══ DATA IN THIS EXERCISE

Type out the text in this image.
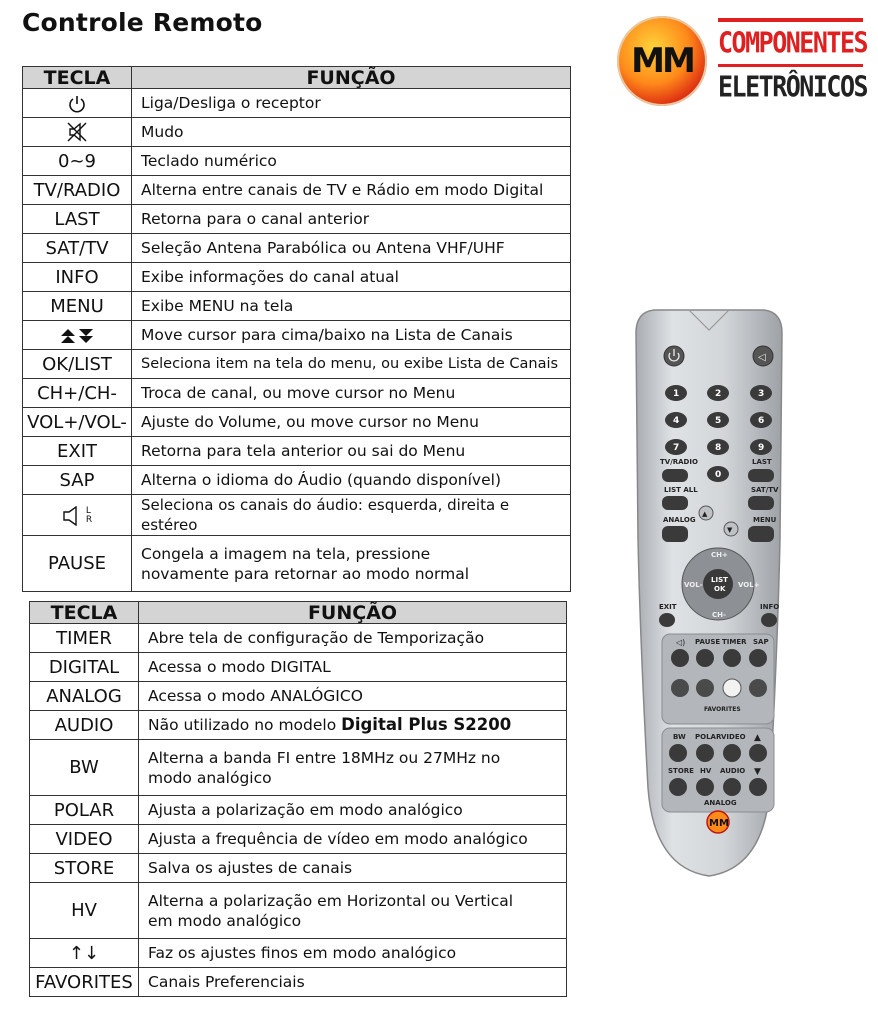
Controle Remoto
MM	COMPONENTES
ELETRÔNICOS
TECLA	FUNÇÃO
	Liga/Desliga o receptor
	Mudo
0~9	Teclado numérico
TV/RADIO	Alterna entre canais de TV e Rádio em modo Digital
LAST	Retorna para o canal anterior
SAT/TV	Seleção Antena Parabólica ou Antena VHF/UHF
INFO	Exibe informações do canal atual
MENU	Exibe MENU na tela
	Move cursor para cima/baixo na Lista de Canais
OK/LIST	Seleciona item na tela do menu, ou exibe Lista de Canais
CH+/CH-	Troca de canal, ou move cursor no Menu
VOL+/VOL-	Ajuste do Volume, ou move cursor no Menu
EXIT	Retorna para tela anterior ou sai do Menu
SAP	Alterna o idioma do Áudio (quando disponível)
L
R	Seleciona os canais do áudio: esquerda, direita e estéreo
PAUSE	Congela a imagem na tela, pressione
novamente para retornar ao modo normal
TECLA	FUNÇÃO
TIMER	Abre tela de configuração de Temporização
DIGITAL	Acessa o modo DIGITAL
ANALOG	Acessa o modo ANALÓGICO
AUDIO	Não utilizado no modelo Digital Plus S2200
BW	Alterna a banda FI entre 18MHz ou 27MHz no
modo analógico
POLAR	Ajusta a polarização em modo analógico
VIDEO	Ajusta a frequência de vídeo em modo analógico
STORE	Salva os ajustes de canais
HV	Alterna a polarização em Horizontal ou Vertical
em modo analógico
↑↓	Faz os ajustes finos em modo analógico
FAVORITES	Canais Preferenciais
◁
1	2	3
4	5	6
7	8	9
0
TV/RADIO	LAST
LIST ALL	SAT/TV
▲
▼
ANALOG	MENU
LIST
OK
CH+
CH-
VOL-	VOL+
EXIT	INFO
◁) PAUSE TIMER SAP
FAVORITES
BW POLAR VIDEO ▲
STORE HV AUDIO ▼
ANALOG
MM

════

Exclude the images, then output the data above word for word.

■ **REPLY TO THE TASK**:
Type out the text in this image.
Controle Remoto
MM	COMPONENTES
ELETRÔNICOS
TECLA	FUNÇÃO
	Liga/Desliga o receptor
	Mudo
0~9	Teclado numérico
TV/RADIO	Alterna entre canais de TV e Rádio em modo Digital
LAST	Retorna para o canal anterior
SAT/TV	Seleção Antena Parabólica ou Antena VHF/UHF
INFO	Exibe informações do canal atual
MENU	Exibe MENU na tela
	Move cursor para cima/baixo na Lista de Canais
OK/LIST	Seleciona item na tela do menu, ou exibe Lista de Canais
CH+/CH-	Troca de canal, ou move cursor no Menu
VOL+/VOL-	Ajuste do Volume, ou move cursor no Menu
EXIT	Retorna para tela anterior ou sai do Menu
SAP	Alterna o idioma do Áudio (quando disponível)
L
R	Seleciona os canais do áudio: esquerda, direita e estéreo
PAUSE	Congela a imagem na tela, pressione
novamente para retornar ao modo normal
TECLA	FUNÇÃO
TIMER	Abre tela de configuração de Temporização
DIGITAL	Acessa o modo DIGITAL
ANALOG	Acessa o modo ANALÓGICO
AUDIO	Não utilizado no modelo Digital Plus S2200
BW	Alterna a banda FI entre 18MHz ou 27MHz no
modo analógico
POLAR	Ajusta a polarização em modo analógico
VIDEO	Ajusta a frequência de vídeo em modo analógico
STORE	Salva os ajustes de canais
HV	Alterna a polarização em Horizontal ou Vertical
em modo analógico
↑↓	Faz os ajustes finos em modo analógico
FAVORITES	Canais Preferenciais
◁
1	2	3
4	5	6
7	8	9
0
TV/RADIO	LAST
LIST ALL	SAT/TV
▲
▼
ANALOG	MENU
LIST
OK
CH+
CH-
VOL-	VOL+
EXIT	INFO
◁) PAUSE TIMER SAP
FAVORITES
BW POLAR VIDEO ▲
STORE HV AUDIO ▼
ANALOG
MM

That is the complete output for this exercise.